JOB: Look through the listing below and report how many lines contain "токопроводящих", as a bare number.

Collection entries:
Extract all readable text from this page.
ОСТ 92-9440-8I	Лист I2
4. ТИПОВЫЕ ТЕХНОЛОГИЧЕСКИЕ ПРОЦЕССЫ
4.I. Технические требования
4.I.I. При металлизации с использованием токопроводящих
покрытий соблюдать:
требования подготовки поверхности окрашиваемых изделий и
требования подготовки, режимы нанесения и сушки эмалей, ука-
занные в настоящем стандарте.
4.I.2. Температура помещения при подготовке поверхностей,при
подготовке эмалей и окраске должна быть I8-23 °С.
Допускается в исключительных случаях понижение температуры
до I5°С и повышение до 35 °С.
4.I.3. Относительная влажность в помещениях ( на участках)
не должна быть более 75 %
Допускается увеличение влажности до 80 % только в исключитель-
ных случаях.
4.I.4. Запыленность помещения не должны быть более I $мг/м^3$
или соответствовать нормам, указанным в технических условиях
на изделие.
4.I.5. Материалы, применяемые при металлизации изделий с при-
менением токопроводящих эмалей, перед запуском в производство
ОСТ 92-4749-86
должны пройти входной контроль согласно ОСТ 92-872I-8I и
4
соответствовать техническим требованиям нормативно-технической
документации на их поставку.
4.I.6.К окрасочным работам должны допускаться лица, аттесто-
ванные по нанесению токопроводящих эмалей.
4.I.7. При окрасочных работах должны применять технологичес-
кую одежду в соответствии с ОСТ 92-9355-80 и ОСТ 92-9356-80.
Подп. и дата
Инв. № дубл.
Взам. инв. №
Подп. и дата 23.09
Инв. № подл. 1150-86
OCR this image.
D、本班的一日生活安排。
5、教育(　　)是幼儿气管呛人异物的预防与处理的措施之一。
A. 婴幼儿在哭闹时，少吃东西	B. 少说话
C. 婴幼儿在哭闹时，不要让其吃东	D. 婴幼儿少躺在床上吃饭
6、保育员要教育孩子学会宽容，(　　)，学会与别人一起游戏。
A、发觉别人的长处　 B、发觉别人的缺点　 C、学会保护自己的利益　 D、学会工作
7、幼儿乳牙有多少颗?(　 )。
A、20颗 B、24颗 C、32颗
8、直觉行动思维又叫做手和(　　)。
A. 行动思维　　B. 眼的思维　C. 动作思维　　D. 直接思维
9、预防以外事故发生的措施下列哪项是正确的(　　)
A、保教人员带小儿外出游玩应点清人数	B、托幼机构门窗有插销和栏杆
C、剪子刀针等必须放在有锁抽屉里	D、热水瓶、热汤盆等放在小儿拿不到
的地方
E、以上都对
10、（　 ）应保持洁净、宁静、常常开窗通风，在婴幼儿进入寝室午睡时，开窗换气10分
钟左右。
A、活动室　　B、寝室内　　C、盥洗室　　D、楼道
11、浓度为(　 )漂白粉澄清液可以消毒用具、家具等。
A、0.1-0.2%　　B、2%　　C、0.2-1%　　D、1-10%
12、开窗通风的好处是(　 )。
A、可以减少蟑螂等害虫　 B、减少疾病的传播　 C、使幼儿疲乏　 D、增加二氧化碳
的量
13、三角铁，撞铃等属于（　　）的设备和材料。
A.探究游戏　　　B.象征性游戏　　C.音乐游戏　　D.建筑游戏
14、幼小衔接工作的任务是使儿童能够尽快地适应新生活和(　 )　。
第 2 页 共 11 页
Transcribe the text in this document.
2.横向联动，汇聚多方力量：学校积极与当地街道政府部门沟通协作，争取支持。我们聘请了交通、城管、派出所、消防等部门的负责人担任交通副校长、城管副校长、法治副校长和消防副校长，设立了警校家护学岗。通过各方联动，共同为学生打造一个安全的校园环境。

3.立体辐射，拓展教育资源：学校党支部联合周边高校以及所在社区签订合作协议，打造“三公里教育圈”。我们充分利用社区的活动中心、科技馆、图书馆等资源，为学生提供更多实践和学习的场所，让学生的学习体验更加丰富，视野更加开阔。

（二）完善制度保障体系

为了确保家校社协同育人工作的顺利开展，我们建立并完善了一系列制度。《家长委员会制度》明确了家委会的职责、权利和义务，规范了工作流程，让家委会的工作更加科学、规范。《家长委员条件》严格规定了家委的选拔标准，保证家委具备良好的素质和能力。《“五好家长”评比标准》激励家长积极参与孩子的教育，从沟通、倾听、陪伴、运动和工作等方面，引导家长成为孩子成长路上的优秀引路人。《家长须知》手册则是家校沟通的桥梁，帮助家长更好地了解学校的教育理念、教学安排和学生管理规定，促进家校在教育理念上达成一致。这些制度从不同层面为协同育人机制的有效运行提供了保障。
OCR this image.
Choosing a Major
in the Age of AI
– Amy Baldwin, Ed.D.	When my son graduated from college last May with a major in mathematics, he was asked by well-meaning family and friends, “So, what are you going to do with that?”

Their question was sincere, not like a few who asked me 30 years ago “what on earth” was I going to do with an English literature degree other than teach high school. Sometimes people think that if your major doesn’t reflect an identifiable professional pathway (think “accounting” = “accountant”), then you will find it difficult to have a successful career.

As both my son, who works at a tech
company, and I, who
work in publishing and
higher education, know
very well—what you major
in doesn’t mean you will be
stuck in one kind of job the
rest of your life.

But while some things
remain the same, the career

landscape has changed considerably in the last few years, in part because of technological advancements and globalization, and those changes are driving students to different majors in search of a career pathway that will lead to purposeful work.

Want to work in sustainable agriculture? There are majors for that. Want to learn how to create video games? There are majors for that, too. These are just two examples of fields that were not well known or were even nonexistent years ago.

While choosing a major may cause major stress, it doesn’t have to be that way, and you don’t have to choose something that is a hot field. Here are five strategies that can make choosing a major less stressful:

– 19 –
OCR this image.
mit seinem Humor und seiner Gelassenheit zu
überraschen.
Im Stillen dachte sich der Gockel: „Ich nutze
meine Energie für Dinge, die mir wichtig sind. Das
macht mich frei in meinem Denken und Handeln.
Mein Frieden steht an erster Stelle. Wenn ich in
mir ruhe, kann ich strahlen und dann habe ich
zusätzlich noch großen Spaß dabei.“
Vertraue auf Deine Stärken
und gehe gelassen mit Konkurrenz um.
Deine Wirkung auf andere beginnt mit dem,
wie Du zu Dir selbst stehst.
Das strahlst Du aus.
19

WRITTEN RESPONSE: 3